Dataset excerpts:
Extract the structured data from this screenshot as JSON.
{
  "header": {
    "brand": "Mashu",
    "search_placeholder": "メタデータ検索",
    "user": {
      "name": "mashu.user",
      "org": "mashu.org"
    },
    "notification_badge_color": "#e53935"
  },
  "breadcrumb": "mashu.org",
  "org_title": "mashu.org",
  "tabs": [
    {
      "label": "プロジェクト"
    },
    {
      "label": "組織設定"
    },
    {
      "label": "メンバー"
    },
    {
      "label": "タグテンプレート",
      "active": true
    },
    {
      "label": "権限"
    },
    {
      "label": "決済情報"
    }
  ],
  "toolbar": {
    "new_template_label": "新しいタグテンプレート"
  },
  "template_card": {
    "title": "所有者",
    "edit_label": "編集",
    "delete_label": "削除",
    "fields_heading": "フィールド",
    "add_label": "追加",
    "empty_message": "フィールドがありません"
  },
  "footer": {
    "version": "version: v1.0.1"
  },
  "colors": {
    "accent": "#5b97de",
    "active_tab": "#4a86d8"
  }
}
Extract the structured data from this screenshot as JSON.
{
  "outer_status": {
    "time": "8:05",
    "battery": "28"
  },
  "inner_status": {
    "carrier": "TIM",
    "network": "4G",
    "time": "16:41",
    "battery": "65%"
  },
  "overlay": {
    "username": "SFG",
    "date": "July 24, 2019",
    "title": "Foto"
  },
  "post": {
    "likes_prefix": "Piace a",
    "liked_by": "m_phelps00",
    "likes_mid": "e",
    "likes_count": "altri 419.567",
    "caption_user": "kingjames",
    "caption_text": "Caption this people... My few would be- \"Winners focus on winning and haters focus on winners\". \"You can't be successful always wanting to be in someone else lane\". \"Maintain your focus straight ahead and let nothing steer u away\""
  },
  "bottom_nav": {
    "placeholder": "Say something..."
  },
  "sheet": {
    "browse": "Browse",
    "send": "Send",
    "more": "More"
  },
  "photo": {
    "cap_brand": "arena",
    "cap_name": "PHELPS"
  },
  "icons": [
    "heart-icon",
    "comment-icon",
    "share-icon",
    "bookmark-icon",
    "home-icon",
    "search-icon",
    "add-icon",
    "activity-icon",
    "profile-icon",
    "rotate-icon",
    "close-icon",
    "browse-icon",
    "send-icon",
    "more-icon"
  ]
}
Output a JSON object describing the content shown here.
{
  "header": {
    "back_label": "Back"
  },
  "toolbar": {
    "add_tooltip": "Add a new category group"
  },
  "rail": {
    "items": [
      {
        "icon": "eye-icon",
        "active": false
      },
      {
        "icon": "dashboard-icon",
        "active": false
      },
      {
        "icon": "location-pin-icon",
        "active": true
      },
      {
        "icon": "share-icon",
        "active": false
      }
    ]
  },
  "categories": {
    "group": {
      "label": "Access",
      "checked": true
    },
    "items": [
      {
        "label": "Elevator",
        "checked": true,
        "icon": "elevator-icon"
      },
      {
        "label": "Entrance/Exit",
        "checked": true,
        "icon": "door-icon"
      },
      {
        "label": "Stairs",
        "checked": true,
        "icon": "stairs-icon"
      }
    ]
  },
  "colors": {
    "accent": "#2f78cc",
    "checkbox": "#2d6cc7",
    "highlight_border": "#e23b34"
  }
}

_Task prompt:_ Extract all of the data above without altering anything.

_Response below:_
Extract the structured data from this screenshot as JSON.
{
  "header": {
    "brand": "Mashu",
    "search_placeholder": "メタデータ検索",
    "user": {
      "name": "mashu.user",
      "org": "mashu.org"
    },
    "notification_badge_color": "#e53935"
  },
  "breadcrumb": "mashu.org",
  "org_title": "mashu.org",
  "tabs": [
    {
      "label": "プロジェクト"
    },
    {
      "label": "組織設定"
    },
    {
      "label": "メンバー"
    },
    {
      "label": "タグテンプレート",
      "active": true
    },
    {
      "label": "権限"
    },
    {
      "label": "決済情報"
    }
  ],
  "toolbar": {
    "new_template_label": "新しいタグテンプレート"
  },
  "template_card": {
    "title": "所有者",
    "edit_label": "編集",
    "delete_label": "削除",
    "fields_heading": "フィールド",
    "add_label": "追加",
    "empty_message": "フィールドがありません"
  },
  "footer": {
    "version": "version: v1.0.1"
  },
  "colors": {
    "accent": "#5b97de",
    "active_tab": "#4a86d8"
  }
}
Extract the structured data from this screenshot as JSON.
{
  "outer_status": {
    "time": "8:05",
    "battery": "28"
  },
  "inner_status": {
    "carrier": "TIM",
    "network": "4G",
    "time": "16:41",
    "battery": "65%"
  },
  "overlay": {
    "username": "SFG",
    "date": "July 24, 2019",
    "title": "Foto"
  },
  "post": {
    "likes_prefix": "Piace a",
    "liked_by": "m_phelps00",
    "likes_mid": "e",
    "likes_count": "altri 419.567",
    "caption_user": "kingjames",
    "caption_text": "Caption this people... My few would be- \"Winners focus on winning and haters focus on winners\". \"You can't be successful always wanting to be in someone else lane\". \"Maintain your focus straight ahead and let nothing steer u away\""
  },
  "bottom_nav": {
    "placeholder": "Say something..."
  },
  "sheet": {
    "browse": "Browse",
    "send": "Send",
    "more": "More"
  },
  "photo": {
    "cap_brand": "arena",
    "cap_name": "PHELPS"
  },
  "icons": [
    "heart-icon",
    "comment-icon",
    "share-icon",
    "bookmark-icon",
    "home-icon",
    "search-icon",
    "add-icon",
    "activity-icon",
    "profile-icon",
    "rotate-icon",
    "close-icon",
    "browse-icon",
    "send-icon",
    "more-icon"
  ]
}
Output a JSON object describing the content shown here.
{
  "header": {
    "back_label": "Back"
  },
  "toolbar": {
    "add_tooltip": "Add a new category group"
  },
  "rail": {
    "items": [
      {
        "icon": "eye-icon",
        "active": false
      },
      {
        "icon": "dashboard-icon",
        "active": false
      },
      {
        "icon": "location-pin-icon",
        "active": true
      },
      {
        "icon": "share-icon",
        "active": false
      }
    ]
  },
  "categories": {
    "group": {
      "label": "Access",
      "checked": true
    },
    "items": [
      {
        "label": "Elevator",
        "checked": true,
        "icon": "elevator-icon"
      },
      {
        "label": "Entrance/Exit",
        "checked": true,
        "icon": "door-icon"
      },
      {
        "label": "Stairs",
        "checked": true,
        "icon": "stairs-icon"
      }
    ]
  },
  "colors": {
    "accent": "#2f78cc",
    "checkbox": "#2d6cc7",
    "highlight_border": "#e23b34"
  }
}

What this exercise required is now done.